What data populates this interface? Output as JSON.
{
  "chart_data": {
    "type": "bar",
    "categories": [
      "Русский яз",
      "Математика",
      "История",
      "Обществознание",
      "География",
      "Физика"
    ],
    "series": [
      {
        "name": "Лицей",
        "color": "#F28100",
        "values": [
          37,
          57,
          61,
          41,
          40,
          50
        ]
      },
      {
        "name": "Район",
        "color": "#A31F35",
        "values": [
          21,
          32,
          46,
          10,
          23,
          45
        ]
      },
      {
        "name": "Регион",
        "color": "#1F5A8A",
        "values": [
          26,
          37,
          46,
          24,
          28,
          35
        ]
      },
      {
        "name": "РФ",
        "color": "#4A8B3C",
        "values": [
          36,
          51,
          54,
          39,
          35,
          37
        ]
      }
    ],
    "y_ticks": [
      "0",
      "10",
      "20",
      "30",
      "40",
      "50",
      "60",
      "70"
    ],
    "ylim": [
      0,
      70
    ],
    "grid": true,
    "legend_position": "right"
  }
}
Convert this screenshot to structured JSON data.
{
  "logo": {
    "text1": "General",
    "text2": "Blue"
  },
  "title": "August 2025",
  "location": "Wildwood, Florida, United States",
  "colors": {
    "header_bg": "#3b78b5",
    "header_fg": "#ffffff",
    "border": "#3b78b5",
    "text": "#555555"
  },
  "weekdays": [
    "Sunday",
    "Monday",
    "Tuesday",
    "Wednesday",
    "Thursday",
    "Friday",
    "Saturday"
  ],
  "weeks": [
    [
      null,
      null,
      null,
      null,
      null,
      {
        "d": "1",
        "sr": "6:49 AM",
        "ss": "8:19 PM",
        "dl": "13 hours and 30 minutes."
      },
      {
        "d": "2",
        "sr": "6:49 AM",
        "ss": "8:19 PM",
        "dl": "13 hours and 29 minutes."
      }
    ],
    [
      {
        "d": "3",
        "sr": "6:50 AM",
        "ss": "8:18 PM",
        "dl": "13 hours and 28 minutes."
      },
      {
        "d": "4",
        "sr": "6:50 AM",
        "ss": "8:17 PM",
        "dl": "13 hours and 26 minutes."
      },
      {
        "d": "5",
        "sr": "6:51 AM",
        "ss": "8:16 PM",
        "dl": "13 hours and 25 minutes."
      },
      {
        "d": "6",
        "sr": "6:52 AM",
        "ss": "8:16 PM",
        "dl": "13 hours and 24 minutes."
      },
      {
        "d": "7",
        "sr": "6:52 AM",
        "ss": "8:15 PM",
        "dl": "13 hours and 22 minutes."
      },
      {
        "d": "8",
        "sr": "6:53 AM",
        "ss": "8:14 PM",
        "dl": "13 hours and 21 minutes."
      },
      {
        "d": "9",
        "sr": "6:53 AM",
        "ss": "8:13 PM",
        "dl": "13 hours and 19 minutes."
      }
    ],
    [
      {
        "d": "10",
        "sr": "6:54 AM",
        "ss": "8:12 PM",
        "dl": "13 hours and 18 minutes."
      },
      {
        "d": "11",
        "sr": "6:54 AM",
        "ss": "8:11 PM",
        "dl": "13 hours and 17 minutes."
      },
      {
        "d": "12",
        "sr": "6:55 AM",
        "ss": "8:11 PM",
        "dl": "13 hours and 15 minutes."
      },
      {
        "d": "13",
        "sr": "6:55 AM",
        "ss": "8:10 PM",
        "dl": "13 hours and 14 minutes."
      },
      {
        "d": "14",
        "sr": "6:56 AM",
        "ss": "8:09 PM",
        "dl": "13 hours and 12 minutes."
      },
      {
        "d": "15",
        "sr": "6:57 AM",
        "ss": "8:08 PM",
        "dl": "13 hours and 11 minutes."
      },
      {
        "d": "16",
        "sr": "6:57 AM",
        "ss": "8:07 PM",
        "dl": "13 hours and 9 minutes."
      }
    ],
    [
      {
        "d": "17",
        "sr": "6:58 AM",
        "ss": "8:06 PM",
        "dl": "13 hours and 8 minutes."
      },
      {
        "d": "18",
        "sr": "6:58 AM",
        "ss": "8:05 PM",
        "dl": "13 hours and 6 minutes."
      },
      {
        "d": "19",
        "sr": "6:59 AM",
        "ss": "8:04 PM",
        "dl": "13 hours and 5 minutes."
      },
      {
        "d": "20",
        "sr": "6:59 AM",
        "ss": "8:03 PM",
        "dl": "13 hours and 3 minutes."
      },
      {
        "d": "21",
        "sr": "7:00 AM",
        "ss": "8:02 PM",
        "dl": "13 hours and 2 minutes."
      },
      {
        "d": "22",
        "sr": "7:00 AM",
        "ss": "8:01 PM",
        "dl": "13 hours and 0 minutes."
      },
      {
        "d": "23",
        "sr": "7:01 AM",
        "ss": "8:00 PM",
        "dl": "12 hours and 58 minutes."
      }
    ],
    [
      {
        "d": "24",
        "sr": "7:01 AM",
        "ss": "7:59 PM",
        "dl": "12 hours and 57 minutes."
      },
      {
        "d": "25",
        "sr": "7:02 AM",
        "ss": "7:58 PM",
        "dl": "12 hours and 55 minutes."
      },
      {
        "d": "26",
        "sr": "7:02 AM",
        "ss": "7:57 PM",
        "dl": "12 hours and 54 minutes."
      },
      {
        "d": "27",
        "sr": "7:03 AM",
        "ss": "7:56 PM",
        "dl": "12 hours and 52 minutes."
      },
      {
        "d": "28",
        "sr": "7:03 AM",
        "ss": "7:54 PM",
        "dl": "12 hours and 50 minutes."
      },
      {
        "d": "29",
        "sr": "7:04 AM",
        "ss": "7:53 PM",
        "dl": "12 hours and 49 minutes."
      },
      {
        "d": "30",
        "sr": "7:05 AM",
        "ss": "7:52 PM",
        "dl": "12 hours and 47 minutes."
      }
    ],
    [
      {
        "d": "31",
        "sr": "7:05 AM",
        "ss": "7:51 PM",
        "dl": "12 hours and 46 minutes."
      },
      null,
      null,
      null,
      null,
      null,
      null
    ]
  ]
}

* * *

Print every entry exactly as it appears.

- _Response below_:
What data populates this interface? Output as JSON.
{
  "chart_data": {
    "type": "bar",
    "categories": [
      "Русский яз",
      "Математика",
      "История",
      "Обществознание",
      "География",
      "Физика"
    ],
    "series": [
      {
        "name": "Лицей",
        "color": "#F28100",
        "values": [
          37,
          57,
          61,
          41,
          40,
          50
        ]
      },
      {
        "name": "Район",
        "color": "#A31F35",
        "values": [
          21,
          32,
          46,
          10,
          23,
          45
        ]
      },
      {
        "name": "Регион",
        "color": "#1F5A8A",
        "values": [
          26,
          37,
          46,
          24,
          28,
          35
        ]
      },
      {
        "name": "РФ",
        "color": "#4A8B3C",
        "values": [
          36,
          51,
          54,
          39,
          35,
          37
        ]
      }
    ],
    "y_ticks": [
      "0",
      "10",
      "20",
      "30",
      "40",
      "50",
      "60",
      "70"
    ],
    "ylim": [
      0,
      70
    ],
    "grid": true,
    "legend_position": "right"
  }
}
Convert this screenshot to structured JSON data.
{
  "logo": {
    "text1": "General",
    "text2": "Blue"
  },
  "title": "August 2025",
  "location": "Wildwood, Florida, United States",
  "colors": {
    "header_bg": "#3b78b5",
    "header_fg": "#ffffff",
    "border": "#3b78b5",
    "text": "#555555"
  },
  "weekdays": [
    "Sunday",
    "Monday",
    "Tuesday",
    "Wednesday",
    "Thursday",
    "Friday",
    "Saturday"
  ],
  "weeks": [
    [
      null,
      null,
      null,
      null,
      null,
      {
        "d": "1",
        "sr": "6:49 AM",
        "ss": "8:19 PM",
        "dl": "13 hours and 30 minutes."
      },
      {
        "d": "2",
        "sr": "6:49 AM",
        "ss": "8:19 PM",
        "dl": "13 hours and 29 minutes."
      }
    ],
    [
      {
        "d": "3",
        "sr": "6:50 AM",
        "ss": "8:18 PM",
        "dl": "13 hours and 28 minutes."
      },
      {
        "d": "4",
        "sr": "6:50 AM",
        "ss": "8:17 PM",
        "dl": "13 hours and 26 minutes."
      },
      {
        "d": "5",
        "sr": "6:51 AM",
        "ss": "8:16 PM",
        "dl": "13 hours and 25 minutes."
      },
      {
        "d": "6",
        "sr": "6:52 AM",
        "ss": "8:16 PM",
        "dl": "13 hours and 24 minutes."
      },
      {
        "d": "7",
        "sr": "6:52 AM",
        "ss": "8:15 PM",
        "dl": "13 hours and 22 minutes."
      },
      {
        "d": "8",
        "sr": "6:53 AM",
        "ss": "8:14 PM",
        "dl": "13 hours and 21 minutes."
      },
      {
        "d": "9",
        "sr": "6:53 AM",
        "ss": "8:13 PM",
        "dl": "13 hours and 19 minutes."
      }
    ],
    [
      {
        "d": "10",
        "sr": "6:54 AM",
        "ss": "8:12 PM",
        "dl": "13 hours and 18 minutes."
      },
      {
        "d": "11",
        "sr": "6:54 AM",
        "ss": "8:11 PM",
        "dl": "13 hours and 17 minutes."
      },
      {
        "d": "12",
        "sr": "6:55 AM",
        "ss": "8:11 PM",
        "dl": "13 hours and 15 minutes."
      },
      {
        "d": "13",
        "sr": "6:55 AM",
        "ss": "8:10 PM",
        "dl": "13 hours and 14 minutes."
      },
      {
        "d": "14",
        "sr": "6:56 AM",
        "ss": "8:09 PM",
        "dl": "13 hours and 12 minutes."
      },
      {
        "d": "15",
        "sr": "6:57 AM",
        "ss": "8:08 PM",
        "dl": "13 hours and 11 minutes."
      },
      {
        "d": "16",
        "sr": "6:57 AM",
        "ss": "8:07 PM",
        "dl": "13 hours and 9 minutes."
      }
    ],
    [
      {
        "d": "17",
        "sr": "6:58 AM",
        "ss": "8:06 PM",
        "dl": "13 hours and 8 minutes."
      },
      {
        "d": "18",
        "sr": "6:58 AM",
        "ss": "8:05 PM",
        "dl": "13 hours and 6 minutes."
      },
      {
        "d": "19",
        "sr": "6:59 AM",
        "ss": "8:04 PM",
        "dl": "13 hours and 5 minutes."
      },
      {
        "d": "20",
        "sr": "6:59 AM",
        "ss": "8:03 PM",
        "dl": "13 hours and 3 minutes."
      },
      {
        "d": "21",
        "sr": "7:00 AM",
        "ss": "8:02 PM",
        "dl": "13 hours and 2 minutes."
      },
      {
        "d": "22",
        "sr": "7:00 AM",
        "ss": "8:01 PM",
        "dl": "13 hours and 0 minutes."
      },
      {
        "d": "23",
        "sr": "7:01 AM",
        "ss": "8:00 PM",
        "dl": "12 hours and 58 minutes."
      }
    ],
    [
      {
        "d": "24",
        "sr": "7:01 AM",
        "ss": "7:59 PM",
        "dl": "12 hours and 57 minutes."
      },
      {
        "d": "25",
        "sr": "7:02 AM",
        "ss": "7:58 PM",
        "dl": "12 hours and 55 minutes."
      },
      {
        "d": "26",
        "sr": "7:02 AM",
        "ss": "7:57 PM",
        "dl": "12 hours and 54 minutes."
      },
      {
        "d": "27",
        "sr": "7:03 AM",
        "ss": "7:56 PM",
        "dl": "12 hours and 52 minutes."
      },
      {
        "d": "28",
        "sr": "7:03 AM",
        "ss": "7:54 PM",
        "dl": "12 hours and 50 minutes."
      },
      {
        "d": "29",
        "sr": "7:04 AM",
        "ss": "7:53 PM",
        "dl": "12 hours and 49 minutes."
      },
      {
        "d": "30",
        "sr": "7:05 AM",
        "ss": "7:52 PM",
        "dl": "12 hours and 47 minutes."
      }
    ],
    [
      {
        "d": "31",
        "sr": "7:05 AM",
        "ss": "7:51 PM",
        "dl": "12 hours and 46 minutes."
      },
      null,
      null,
      null,
      null,
      null,
      null
    ]
  ]
}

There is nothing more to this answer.